* Extracted material:
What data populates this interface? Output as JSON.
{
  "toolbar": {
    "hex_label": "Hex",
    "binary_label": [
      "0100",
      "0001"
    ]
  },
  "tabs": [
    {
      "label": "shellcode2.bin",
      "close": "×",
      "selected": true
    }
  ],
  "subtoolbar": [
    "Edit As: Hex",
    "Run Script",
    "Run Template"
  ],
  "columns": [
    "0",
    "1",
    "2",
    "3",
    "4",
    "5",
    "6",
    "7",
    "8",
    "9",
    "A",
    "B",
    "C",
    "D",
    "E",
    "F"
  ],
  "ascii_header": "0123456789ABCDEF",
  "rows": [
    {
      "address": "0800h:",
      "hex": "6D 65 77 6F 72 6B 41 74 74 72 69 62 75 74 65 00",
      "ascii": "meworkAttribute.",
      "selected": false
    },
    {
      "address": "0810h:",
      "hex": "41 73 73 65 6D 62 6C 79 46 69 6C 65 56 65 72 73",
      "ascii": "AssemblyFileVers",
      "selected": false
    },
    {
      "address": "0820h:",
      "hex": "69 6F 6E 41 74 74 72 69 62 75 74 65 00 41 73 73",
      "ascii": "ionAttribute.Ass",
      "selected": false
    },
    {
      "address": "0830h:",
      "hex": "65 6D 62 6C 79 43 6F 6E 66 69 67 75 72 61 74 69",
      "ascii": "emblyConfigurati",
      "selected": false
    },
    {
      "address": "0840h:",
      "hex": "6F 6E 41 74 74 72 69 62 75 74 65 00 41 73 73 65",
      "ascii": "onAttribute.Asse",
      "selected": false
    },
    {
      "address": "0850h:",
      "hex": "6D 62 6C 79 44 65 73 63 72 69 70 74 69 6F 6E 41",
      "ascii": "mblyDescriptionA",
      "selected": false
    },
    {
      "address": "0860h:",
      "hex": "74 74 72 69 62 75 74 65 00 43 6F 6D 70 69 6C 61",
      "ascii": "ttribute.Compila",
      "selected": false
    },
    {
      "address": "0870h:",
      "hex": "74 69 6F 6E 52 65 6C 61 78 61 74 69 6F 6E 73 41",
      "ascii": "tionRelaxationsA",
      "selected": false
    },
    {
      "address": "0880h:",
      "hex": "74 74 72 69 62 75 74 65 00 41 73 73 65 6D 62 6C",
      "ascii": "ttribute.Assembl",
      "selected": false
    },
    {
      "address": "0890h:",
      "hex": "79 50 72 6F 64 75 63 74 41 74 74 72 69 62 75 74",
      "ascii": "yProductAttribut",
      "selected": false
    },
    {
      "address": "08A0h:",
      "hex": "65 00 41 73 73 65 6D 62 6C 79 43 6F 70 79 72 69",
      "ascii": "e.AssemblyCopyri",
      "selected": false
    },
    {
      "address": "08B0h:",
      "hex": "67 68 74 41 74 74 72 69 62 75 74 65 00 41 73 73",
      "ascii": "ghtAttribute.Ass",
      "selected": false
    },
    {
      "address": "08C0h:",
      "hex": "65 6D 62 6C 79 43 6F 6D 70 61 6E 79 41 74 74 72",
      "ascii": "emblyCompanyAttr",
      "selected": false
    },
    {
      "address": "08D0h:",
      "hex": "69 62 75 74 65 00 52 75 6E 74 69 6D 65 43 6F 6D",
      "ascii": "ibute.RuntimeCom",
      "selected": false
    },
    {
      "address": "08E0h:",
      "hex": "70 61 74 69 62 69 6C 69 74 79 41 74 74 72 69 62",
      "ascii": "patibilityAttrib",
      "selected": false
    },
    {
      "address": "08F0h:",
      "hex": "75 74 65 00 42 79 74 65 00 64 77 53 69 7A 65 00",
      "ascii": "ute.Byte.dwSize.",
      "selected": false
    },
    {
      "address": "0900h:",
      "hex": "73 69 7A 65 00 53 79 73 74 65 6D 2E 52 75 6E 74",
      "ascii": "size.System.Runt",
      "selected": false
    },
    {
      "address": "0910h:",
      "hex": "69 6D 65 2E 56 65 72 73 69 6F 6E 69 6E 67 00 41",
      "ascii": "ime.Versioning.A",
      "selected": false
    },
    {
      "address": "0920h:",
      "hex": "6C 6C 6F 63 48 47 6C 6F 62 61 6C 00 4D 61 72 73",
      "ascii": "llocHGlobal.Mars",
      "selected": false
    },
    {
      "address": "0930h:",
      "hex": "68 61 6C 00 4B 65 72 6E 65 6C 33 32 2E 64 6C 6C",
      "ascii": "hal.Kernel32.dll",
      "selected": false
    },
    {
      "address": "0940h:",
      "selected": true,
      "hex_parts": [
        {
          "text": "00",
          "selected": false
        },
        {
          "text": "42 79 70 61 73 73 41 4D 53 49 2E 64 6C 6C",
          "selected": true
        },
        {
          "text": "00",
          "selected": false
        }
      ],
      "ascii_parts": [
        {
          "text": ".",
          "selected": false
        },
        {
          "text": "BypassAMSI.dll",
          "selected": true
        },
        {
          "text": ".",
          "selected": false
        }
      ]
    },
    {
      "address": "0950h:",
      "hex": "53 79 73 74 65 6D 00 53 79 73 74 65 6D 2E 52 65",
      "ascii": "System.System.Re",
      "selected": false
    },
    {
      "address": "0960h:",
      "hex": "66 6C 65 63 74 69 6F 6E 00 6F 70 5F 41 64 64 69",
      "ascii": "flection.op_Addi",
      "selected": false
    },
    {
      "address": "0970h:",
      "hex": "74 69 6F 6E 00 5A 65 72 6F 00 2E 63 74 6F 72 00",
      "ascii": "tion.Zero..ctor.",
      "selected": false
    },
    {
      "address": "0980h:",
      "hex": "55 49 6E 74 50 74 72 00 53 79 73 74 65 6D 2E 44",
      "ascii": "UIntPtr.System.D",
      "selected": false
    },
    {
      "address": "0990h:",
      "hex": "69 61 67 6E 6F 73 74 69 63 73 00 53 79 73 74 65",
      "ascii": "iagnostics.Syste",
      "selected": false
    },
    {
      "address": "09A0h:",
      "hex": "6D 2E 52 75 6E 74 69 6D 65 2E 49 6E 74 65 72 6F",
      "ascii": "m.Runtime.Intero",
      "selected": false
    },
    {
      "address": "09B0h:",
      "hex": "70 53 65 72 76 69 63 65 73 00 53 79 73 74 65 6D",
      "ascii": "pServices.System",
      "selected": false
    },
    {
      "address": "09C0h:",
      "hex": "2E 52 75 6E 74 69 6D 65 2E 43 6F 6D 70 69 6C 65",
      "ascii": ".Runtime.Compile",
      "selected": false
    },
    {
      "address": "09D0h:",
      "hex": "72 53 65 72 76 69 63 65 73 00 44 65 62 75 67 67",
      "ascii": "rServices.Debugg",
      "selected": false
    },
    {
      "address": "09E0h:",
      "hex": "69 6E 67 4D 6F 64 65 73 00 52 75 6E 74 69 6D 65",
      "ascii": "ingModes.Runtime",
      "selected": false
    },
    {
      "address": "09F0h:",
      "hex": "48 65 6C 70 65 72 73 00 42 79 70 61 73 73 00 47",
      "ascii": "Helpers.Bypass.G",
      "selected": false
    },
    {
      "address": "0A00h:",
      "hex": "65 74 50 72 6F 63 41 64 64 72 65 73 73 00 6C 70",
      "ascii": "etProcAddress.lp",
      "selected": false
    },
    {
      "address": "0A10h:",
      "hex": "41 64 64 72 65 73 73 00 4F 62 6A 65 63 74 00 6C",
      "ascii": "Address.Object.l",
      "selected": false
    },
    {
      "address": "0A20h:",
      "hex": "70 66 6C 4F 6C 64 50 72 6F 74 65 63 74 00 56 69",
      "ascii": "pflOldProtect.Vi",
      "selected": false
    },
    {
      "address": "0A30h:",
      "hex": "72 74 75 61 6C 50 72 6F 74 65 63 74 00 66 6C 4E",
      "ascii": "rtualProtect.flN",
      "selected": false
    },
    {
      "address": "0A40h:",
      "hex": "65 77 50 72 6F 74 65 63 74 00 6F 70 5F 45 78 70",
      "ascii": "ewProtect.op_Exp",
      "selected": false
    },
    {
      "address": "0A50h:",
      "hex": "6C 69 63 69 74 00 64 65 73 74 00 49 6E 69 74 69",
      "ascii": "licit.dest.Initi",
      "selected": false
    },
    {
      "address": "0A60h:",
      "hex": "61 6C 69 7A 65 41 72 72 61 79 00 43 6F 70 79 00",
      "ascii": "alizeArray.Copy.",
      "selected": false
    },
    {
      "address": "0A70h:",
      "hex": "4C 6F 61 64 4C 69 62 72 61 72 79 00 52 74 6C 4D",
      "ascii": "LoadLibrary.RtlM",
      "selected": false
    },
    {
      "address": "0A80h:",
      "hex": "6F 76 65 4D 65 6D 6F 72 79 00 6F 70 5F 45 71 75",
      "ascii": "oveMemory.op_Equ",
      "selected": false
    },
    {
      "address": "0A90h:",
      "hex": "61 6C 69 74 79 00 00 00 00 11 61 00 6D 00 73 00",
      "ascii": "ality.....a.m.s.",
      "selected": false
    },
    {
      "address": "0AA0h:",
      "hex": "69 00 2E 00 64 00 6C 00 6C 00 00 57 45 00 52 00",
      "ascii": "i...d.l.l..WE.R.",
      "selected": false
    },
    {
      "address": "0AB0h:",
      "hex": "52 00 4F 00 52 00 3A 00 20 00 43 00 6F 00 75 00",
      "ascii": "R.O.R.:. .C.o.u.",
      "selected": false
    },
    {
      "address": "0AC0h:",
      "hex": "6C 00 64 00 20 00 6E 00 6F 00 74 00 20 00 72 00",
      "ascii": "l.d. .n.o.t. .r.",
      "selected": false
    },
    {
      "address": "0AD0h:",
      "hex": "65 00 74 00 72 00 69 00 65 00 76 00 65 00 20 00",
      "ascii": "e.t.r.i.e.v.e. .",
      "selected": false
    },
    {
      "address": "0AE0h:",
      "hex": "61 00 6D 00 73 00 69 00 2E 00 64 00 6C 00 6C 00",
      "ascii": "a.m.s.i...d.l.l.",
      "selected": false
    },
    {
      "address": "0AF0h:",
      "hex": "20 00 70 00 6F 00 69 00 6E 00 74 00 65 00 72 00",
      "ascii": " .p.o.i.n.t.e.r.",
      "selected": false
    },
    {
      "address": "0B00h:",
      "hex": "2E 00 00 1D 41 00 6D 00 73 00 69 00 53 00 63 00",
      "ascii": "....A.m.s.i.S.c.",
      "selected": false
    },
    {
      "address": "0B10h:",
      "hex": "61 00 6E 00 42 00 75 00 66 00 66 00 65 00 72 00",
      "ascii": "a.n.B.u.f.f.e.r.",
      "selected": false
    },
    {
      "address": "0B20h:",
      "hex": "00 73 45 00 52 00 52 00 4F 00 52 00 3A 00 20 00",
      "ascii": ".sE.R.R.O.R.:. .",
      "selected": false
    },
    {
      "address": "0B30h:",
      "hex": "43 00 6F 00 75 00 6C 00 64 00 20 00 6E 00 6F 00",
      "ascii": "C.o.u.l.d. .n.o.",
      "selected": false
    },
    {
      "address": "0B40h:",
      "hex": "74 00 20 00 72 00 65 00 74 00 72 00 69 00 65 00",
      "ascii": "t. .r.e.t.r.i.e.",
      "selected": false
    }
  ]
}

* Short task: Report how many lines above hold the string "true", giving nothing but the number.

* Result for this task: 4